*What is asked*
Select every line holding the word "Green" and copy it.

*Extracted records*
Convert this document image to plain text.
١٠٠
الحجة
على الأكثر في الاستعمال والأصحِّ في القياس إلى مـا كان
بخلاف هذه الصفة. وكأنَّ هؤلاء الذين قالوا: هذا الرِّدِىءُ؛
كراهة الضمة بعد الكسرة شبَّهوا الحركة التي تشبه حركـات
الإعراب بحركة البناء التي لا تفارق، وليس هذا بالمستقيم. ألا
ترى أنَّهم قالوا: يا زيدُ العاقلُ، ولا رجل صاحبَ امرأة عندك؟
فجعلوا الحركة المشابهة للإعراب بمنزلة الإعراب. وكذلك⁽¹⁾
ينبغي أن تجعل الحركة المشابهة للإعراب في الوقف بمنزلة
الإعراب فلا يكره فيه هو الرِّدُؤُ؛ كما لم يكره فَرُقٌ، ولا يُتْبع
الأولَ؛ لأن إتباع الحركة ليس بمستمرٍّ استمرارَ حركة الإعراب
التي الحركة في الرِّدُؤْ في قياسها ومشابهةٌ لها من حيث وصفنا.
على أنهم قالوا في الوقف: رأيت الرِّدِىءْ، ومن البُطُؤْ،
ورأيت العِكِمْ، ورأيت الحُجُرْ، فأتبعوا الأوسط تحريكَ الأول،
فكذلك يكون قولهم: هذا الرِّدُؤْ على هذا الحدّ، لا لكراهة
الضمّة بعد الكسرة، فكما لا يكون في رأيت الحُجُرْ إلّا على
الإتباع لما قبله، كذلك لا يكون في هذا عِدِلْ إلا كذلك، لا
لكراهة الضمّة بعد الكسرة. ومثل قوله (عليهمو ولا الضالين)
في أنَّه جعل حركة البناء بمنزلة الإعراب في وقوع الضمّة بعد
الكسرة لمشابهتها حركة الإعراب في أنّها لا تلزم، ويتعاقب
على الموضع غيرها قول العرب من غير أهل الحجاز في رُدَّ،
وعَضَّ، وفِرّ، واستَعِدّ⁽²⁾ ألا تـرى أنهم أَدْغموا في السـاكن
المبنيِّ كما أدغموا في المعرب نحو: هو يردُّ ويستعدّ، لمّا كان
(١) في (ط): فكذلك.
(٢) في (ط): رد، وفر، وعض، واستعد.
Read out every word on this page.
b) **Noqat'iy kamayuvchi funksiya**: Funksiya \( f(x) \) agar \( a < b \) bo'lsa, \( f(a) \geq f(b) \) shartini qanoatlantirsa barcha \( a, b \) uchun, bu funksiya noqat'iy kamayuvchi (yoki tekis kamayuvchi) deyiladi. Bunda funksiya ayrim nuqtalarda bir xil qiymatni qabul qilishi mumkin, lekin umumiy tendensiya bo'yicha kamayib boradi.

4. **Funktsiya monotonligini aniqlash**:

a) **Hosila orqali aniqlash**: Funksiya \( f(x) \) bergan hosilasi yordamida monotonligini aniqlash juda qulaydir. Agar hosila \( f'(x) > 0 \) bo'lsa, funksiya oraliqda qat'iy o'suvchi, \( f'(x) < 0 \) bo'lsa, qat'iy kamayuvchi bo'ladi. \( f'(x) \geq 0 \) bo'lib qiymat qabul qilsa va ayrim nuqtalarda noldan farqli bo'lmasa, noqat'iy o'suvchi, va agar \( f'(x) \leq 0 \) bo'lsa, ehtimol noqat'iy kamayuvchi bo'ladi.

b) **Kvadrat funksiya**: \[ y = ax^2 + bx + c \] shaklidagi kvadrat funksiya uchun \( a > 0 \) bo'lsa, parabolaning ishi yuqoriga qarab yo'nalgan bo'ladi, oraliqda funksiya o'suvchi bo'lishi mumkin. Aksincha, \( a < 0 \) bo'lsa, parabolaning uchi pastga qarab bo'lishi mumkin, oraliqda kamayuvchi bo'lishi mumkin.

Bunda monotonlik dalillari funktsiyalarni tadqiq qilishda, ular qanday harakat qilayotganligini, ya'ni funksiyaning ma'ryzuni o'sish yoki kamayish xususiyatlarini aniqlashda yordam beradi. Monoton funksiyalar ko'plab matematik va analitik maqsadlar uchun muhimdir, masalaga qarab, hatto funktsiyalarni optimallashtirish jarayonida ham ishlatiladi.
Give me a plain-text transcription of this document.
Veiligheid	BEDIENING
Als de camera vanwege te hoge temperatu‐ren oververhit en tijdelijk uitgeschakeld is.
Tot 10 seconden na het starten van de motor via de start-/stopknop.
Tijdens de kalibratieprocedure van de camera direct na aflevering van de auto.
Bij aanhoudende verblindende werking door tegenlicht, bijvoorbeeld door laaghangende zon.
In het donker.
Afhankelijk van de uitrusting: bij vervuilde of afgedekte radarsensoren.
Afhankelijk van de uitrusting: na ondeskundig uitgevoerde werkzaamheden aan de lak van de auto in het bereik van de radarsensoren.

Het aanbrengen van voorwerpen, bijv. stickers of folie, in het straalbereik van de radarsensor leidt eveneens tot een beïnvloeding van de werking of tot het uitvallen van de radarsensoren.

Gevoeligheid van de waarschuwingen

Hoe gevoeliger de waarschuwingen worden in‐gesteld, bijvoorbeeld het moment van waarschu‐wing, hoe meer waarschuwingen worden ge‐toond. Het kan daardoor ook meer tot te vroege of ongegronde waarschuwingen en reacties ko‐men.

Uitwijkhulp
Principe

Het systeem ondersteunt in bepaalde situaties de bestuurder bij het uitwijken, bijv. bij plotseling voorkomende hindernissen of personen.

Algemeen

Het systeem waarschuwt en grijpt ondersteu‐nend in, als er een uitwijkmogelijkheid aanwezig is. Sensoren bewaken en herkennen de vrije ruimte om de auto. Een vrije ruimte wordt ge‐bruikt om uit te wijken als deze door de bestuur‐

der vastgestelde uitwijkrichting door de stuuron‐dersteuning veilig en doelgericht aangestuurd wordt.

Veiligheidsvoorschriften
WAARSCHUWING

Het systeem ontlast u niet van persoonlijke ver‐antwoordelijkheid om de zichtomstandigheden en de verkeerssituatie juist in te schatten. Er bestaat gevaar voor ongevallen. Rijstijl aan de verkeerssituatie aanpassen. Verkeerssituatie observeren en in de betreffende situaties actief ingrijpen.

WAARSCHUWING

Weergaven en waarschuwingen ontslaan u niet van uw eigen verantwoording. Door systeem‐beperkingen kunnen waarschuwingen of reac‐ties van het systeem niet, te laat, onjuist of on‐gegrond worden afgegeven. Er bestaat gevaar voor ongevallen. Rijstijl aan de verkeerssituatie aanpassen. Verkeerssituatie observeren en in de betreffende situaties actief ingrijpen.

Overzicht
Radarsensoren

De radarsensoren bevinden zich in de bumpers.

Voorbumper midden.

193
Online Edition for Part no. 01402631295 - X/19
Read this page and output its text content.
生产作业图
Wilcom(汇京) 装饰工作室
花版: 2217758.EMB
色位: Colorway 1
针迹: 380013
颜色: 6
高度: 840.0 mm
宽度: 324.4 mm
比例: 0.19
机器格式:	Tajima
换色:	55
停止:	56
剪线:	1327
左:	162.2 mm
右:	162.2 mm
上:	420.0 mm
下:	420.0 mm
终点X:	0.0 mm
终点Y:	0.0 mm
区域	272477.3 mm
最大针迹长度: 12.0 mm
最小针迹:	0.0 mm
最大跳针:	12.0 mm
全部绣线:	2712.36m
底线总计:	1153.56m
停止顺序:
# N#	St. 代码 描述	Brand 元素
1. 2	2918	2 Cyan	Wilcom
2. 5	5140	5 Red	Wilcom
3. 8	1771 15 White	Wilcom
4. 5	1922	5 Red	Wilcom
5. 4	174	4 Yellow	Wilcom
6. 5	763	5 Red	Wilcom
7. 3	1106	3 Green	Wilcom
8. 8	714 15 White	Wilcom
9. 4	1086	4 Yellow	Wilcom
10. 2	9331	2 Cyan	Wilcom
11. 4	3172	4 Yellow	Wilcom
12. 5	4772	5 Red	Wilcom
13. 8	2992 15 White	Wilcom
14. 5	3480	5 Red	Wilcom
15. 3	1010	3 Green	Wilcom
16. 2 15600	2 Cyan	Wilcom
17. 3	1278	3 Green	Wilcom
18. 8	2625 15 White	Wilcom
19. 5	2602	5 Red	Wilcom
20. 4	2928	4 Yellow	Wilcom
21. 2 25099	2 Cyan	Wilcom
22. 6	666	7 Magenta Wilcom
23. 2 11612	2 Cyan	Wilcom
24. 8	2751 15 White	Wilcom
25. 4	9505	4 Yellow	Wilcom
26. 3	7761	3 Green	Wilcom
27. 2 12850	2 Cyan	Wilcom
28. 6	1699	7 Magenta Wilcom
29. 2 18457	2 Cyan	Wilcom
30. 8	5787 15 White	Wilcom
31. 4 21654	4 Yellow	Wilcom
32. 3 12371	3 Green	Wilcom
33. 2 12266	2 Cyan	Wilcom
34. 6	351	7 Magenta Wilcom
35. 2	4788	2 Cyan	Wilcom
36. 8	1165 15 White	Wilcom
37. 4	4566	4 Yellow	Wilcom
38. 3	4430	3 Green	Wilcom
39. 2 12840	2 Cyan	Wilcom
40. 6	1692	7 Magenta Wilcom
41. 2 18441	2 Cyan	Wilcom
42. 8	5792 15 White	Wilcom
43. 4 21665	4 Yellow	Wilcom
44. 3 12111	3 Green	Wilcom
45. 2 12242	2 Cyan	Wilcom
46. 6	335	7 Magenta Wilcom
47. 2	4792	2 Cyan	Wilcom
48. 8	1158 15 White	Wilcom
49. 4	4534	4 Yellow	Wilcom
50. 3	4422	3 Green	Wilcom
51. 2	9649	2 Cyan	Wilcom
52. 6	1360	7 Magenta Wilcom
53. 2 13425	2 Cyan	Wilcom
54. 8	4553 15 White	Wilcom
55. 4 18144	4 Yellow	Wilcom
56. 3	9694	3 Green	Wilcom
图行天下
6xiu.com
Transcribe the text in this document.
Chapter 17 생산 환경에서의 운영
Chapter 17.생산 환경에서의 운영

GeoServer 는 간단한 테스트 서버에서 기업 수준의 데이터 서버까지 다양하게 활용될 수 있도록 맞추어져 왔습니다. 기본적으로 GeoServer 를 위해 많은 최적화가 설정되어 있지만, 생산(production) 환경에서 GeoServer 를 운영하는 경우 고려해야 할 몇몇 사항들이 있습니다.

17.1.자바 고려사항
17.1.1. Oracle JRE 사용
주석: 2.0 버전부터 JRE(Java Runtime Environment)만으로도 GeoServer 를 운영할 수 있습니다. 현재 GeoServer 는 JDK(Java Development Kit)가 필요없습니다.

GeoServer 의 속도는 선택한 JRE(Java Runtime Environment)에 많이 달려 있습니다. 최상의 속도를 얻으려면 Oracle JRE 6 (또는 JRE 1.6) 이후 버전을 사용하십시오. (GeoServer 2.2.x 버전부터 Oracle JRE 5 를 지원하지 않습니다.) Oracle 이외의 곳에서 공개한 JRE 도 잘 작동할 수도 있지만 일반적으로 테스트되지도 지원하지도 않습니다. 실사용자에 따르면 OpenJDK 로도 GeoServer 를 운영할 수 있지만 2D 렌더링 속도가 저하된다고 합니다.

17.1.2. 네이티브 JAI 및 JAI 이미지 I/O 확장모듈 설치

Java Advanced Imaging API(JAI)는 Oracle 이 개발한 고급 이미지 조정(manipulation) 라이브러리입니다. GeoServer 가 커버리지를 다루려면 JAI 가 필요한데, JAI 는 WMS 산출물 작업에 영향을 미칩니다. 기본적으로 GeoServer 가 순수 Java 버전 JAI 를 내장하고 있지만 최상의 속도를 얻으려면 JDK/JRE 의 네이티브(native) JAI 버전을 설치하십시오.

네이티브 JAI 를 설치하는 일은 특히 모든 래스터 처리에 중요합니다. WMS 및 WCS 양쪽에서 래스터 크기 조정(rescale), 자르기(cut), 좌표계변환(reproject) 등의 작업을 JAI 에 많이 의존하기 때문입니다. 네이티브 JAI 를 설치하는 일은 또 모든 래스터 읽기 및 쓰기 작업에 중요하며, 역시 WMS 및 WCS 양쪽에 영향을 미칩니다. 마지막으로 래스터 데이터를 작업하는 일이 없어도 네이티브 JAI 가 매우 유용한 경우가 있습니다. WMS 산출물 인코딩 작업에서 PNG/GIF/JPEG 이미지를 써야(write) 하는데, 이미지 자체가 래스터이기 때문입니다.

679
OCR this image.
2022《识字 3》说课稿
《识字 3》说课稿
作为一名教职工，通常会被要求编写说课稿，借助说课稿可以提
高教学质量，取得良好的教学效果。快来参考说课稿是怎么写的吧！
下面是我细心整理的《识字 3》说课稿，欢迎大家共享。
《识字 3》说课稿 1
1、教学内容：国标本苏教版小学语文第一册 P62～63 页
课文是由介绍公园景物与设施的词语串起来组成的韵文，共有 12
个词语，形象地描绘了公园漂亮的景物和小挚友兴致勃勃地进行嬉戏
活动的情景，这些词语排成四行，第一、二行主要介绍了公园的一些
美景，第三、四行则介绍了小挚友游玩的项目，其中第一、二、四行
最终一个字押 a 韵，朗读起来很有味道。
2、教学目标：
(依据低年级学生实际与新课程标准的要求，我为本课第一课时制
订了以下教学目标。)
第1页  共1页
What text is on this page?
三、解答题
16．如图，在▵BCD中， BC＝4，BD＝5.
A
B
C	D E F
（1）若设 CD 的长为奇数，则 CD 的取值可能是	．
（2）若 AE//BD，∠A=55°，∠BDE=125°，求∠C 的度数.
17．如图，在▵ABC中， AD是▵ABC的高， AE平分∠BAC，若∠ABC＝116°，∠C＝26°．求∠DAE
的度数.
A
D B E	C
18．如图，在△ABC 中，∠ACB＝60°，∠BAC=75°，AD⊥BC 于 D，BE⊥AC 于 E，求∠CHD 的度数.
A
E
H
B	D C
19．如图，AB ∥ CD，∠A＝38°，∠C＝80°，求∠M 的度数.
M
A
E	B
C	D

*Correct answer*
7. 3	1106	3 Green	Wilcom
15. 3	1010	3 Green	Wilcom
17. 3	1278	3 Green	Wilcom
26. 3	7761	3 Green	Wilcom
32. 3 12371	3 Green	Wilcom
38. 3	4430	3 Green	Wilcom
44. 3 12111	3 Green	Wilcom
50. 3	4422	3 Green	Wilcom
56. 3	9694	3 Green	Wilcom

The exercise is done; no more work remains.